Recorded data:
■ ■ ■

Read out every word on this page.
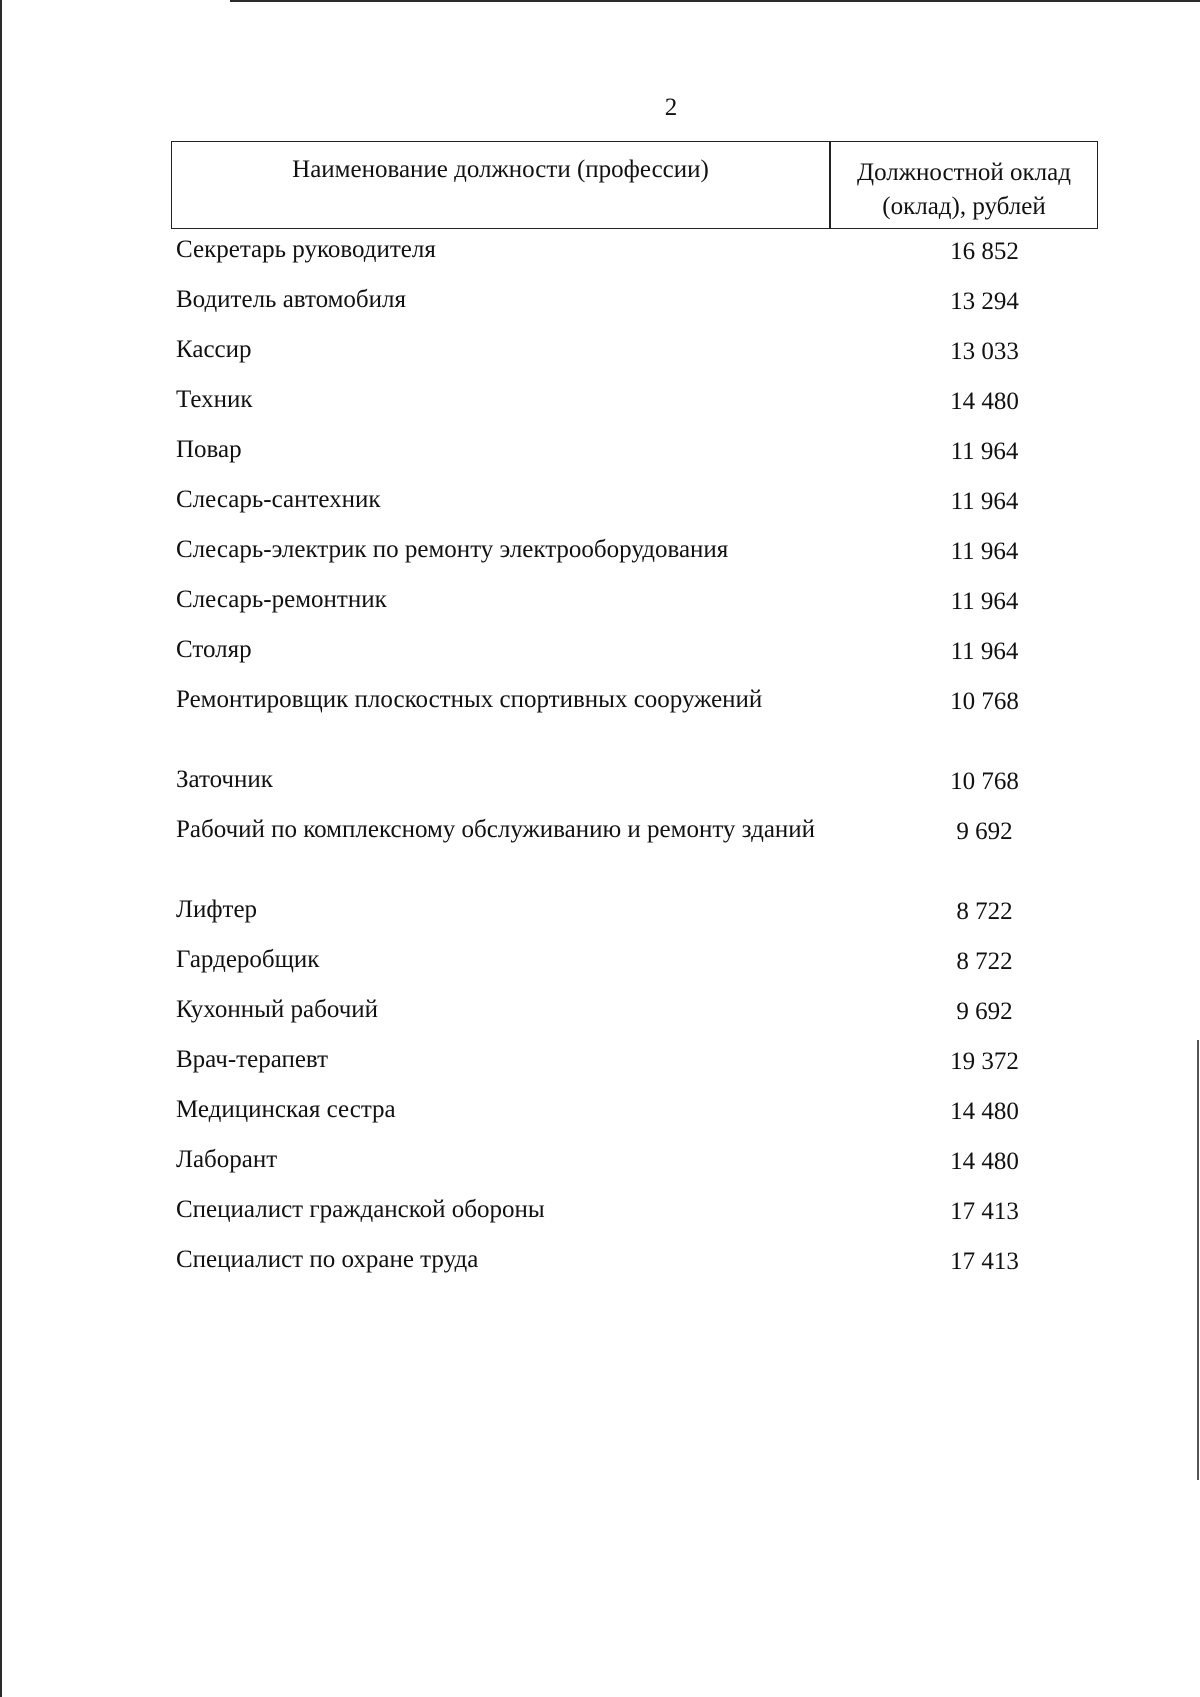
2
Наименование должности (профессии)	Должностной оклад
(оклад), рублей
Секретарь руководителя	16 852
Водитель автомобиля	13 294
Кассир	13 033
Техник	14 480
Повар	11 964
Слесарь-сантехник	11 964
Слесарь-электрик по ремонту электрооборудования	11 964
Слесарь-ремонтник	11 964
Столяр	11 964
Ремонтировщик плоскостных спортивных сооружений	10 768
Заточник	10 768
Рабочий по комплексному обслуживанию и ремонту зданий	9 692
Лифтер	8 722
Гардеробщик	8 722
Кухонный рабочий	9 692
Врач-терапевт	19 372
Медицинская сестра	14 480
Лаборант	14 480
Специалист гражданской обороны	17 413
Специалист по охране труда	17 413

■ ■ ■

**Stated exercise**: Filter the data for the string "Специалист" and copy every line that has it.

**Result of the task**:
Специалист гражданской обороны	17 413
Специалист по охране труда	17 413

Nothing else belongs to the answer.